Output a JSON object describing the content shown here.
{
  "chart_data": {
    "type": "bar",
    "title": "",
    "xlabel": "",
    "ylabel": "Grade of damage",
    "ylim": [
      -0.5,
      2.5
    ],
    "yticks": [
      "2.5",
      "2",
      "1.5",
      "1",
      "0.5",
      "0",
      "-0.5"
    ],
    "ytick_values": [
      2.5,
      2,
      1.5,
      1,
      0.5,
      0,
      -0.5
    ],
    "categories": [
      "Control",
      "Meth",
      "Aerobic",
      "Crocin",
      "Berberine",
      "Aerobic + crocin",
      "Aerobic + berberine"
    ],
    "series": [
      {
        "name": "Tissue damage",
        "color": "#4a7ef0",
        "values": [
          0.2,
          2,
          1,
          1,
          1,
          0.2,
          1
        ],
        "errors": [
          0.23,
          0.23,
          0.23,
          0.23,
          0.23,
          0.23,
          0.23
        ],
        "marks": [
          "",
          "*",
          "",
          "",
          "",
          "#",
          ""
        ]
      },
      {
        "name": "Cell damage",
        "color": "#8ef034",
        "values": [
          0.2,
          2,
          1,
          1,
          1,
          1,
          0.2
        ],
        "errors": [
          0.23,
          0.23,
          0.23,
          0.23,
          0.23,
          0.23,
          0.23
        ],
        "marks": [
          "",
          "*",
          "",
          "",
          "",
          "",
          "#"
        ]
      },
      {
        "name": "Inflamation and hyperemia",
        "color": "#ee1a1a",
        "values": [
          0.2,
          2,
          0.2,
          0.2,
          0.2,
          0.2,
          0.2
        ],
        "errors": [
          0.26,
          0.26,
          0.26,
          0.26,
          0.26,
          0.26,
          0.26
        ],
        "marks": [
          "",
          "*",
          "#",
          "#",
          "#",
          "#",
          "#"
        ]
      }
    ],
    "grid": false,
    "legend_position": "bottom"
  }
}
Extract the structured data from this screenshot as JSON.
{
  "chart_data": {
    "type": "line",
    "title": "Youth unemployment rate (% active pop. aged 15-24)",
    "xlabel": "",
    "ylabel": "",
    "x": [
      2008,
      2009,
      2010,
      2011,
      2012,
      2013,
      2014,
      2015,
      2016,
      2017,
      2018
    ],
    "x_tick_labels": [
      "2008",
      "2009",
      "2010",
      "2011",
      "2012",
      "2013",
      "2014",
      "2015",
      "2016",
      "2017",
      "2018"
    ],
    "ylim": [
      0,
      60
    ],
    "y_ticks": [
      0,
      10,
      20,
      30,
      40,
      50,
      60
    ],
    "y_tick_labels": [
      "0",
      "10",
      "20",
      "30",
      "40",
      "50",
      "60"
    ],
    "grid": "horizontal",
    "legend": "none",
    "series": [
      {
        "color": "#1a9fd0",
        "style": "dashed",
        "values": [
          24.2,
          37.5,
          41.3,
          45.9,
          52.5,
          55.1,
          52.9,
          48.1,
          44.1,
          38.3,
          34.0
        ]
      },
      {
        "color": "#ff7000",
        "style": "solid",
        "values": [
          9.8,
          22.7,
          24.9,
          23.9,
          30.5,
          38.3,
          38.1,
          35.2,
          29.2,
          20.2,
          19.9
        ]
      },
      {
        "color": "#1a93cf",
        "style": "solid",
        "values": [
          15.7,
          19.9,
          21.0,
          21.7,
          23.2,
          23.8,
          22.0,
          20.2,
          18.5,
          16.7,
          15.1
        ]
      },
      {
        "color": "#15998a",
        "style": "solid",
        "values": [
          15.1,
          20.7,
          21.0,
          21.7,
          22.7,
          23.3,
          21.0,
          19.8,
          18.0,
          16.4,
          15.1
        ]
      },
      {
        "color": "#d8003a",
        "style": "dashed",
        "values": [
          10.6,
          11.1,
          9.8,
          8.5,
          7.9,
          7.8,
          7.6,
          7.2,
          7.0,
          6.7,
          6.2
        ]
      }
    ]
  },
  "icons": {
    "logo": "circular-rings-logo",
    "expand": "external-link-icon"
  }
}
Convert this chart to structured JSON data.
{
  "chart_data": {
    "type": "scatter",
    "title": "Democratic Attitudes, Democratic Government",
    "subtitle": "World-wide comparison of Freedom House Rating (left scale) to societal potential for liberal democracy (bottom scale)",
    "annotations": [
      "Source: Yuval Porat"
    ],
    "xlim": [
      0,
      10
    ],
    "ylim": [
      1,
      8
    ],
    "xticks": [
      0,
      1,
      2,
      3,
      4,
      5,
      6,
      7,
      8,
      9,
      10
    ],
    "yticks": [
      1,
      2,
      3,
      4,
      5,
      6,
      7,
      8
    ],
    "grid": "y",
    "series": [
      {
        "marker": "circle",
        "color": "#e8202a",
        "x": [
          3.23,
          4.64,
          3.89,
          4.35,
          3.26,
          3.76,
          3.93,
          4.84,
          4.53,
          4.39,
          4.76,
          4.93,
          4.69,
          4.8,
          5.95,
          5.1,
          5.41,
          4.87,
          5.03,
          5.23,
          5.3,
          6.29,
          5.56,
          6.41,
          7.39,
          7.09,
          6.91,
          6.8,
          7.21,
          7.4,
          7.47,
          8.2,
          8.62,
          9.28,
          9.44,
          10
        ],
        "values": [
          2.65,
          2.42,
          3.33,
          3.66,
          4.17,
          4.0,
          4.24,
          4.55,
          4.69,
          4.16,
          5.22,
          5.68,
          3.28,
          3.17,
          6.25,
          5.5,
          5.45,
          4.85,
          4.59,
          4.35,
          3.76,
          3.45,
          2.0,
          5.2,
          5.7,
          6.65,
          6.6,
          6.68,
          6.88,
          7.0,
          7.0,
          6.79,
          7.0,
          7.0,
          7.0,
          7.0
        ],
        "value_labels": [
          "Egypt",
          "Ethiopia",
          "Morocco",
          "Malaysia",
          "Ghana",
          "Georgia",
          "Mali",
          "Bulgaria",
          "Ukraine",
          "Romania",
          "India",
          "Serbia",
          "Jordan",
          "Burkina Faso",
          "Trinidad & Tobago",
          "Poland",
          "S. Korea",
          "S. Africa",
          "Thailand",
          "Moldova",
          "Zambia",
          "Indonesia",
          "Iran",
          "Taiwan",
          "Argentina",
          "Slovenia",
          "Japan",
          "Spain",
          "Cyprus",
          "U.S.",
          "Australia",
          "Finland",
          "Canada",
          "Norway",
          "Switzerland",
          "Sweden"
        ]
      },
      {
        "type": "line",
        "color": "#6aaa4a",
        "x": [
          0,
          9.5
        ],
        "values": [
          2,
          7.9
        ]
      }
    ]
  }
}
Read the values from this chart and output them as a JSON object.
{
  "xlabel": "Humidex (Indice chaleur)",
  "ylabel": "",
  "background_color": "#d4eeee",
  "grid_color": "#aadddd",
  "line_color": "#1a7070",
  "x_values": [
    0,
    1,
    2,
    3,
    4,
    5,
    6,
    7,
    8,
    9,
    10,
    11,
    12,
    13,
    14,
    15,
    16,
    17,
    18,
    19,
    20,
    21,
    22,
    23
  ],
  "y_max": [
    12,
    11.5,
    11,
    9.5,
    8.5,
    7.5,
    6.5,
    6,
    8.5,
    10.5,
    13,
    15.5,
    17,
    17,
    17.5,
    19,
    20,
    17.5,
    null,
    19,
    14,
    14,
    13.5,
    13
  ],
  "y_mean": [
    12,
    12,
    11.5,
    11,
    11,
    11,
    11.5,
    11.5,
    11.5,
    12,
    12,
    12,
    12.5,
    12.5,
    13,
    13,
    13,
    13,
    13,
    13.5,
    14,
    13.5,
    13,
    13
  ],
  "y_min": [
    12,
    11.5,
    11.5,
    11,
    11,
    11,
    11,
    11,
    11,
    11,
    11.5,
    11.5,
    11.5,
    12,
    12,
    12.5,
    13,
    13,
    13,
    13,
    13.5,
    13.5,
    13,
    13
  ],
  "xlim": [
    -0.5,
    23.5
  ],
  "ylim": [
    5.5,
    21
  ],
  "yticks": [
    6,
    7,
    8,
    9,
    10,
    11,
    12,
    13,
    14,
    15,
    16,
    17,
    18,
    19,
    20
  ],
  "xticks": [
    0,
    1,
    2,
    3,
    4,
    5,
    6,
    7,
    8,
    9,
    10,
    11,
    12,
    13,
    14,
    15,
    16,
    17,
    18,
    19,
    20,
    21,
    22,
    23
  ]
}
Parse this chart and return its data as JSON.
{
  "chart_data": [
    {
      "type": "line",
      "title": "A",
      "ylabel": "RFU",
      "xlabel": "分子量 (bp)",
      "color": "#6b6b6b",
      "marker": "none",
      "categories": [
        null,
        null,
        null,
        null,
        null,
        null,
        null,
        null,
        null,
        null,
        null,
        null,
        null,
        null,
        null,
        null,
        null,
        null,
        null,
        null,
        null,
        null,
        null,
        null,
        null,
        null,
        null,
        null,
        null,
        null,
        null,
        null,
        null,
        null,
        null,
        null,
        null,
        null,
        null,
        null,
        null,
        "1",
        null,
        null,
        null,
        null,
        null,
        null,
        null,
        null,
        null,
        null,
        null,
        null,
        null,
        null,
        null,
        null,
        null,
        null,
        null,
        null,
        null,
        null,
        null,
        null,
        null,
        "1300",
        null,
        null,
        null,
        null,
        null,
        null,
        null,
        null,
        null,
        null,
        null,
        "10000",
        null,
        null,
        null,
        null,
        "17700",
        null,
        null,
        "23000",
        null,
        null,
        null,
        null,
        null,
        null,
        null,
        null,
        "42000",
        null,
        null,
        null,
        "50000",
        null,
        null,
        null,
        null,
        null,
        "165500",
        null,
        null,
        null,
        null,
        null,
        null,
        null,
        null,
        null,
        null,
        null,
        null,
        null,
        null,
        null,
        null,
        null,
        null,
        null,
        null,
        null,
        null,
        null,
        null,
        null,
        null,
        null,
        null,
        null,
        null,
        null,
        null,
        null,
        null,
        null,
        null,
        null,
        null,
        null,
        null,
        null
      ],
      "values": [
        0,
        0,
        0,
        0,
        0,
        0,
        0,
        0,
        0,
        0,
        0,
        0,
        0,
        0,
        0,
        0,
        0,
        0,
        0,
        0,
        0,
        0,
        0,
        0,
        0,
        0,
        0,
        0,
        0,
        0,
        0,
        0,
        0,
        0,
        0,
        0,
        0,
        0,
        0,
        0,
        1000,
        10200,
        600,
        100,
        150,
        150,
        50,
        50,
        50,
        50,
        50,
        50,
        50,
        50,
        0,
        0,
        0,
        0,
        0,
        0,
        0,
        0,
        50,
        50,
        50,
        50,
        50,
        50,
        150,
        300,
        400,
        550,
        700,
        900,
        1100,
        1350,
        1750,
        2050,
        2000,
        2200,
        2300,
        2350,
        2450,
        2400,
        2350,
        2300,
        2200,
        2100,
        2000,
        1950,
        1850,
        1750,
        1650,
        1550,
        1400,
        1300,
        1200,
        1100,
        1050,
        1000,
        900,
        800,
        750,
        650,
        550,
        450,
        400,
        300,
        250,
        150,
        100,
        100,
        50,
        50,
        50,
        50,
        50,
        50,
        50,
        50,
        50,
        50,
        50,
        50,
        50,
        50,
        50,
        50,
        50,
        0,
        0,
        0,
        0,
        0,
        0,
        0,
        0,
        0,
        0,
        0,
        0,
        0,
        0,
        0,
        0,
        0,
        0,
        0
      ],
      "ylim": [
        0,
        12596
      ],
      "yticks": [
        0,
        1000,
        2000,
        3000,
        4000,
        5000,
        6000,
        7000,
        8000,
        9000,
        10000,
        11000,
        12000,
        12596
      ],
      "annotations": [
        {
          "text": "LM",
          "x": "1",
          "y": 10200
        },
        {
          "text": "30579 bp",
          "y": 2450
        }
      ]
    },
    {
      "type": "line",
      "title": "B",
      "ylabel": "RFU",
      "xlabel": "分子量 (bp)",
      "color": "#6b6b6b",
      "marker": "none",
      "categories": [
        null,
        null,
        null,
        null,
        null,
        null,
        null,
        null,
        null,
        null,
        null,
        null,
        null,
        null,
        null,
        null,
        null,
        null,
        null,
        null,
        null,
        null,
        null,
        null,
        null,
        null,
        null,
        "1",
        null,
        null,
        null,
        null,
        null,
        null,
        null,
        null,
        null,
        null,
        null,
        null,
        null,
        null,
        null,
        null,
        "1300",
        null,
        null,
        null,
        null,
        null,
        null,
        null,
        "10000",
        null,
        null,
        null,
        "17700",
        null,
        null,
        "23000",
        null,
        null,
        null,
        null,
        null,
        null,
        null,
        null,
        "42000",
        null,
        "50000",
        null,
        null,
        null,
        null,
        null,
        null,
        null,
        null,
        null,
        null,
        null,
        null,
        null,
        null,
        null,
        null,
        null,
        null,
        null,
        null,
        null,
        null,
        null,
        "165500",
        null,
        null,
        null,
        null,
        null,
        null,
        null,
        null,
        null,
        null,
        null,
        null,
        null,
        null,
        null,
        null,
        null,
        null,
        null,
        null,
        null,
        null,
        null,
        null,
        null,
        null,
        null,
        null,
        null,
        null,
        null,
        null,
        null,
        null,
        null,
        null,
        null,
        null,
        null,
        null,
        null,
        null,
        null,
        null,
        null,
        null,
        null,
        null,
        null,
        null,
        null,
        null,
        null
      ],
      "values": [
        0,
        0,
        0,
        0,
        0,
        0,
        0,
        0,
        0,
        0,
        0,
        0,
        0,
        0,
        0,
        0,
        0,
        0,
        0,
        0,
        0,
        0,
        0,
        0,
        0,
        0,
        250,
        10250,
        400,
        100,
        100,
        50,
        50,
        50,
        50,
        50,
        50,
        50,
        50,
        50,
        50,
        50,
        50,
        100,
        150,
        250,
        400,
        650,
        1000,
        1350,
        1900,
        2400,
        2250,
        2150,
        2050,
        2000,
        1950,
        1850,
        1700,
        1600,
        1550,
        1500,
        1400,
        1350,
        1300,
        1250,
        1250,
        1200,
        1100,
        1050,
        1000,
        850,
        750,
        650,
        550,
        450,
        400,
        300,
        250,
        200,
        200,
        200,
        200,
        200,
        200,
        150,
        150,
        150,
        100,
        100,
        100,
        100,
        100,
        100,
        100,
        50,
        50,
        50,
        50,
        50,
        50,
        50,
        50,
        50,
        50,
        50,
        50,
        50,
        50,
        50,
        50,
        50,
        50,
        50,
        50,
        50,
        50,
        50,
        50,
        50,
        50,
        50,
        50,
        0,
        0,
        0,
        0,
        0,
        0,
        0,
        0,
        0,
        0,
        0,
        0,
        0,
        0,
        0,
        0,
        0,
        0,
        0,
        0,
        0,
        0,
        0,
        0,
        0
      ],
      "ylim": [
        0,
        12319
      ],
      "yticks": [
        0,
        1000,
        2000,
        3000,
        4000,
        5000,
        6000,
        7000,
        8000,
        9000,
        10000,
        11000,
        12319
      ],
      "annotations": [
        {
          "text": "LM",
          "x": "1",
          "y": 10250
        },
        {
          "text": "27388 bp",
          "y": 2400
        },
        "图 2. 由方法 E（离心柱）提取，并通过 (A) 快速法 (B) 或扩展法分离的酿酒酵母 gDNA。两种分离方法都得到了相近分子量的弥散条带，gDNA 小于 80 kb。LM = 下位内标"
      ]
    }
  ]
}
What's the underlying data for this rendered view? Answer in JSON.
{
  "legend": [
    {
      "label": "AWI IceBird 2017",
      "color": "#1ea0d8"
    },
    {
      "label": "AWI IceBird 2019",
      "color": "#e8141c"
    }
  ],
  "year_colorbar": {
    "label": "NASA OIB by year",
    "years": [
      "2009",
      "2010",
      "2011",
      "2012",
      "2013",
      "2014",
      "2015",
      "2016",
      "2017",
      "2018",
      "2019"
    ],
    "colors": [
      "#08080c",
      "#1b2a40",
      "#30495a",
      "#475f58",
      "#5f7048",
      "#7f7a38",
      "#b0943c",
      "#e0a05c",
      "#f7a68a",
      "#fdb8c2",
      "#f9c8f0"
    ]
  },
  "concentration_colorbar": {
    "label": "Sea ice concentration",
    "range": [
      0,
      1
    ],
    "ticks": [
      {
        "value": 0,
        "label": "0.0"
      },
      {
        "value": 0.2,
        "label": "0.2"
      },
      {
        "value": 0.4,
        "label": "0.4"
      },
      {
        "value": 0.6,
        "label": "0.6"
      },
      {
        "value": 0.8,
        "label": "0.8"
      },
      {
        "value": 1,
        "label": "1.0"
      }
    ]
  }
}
※
Pick out all lines from the data above in which the word "JSON" appears.

RIGHT ANSWER ▸
Output a JSON object describing the content shown here.
Extract the structured data from this screenshot as JSON.
Convert this chart to structured JSON data.
Read the values from this chart and output them as a JSON object.
Parse this chart and return its data as JSON.
What's the underlying data for this rendered view? Answer in JSON.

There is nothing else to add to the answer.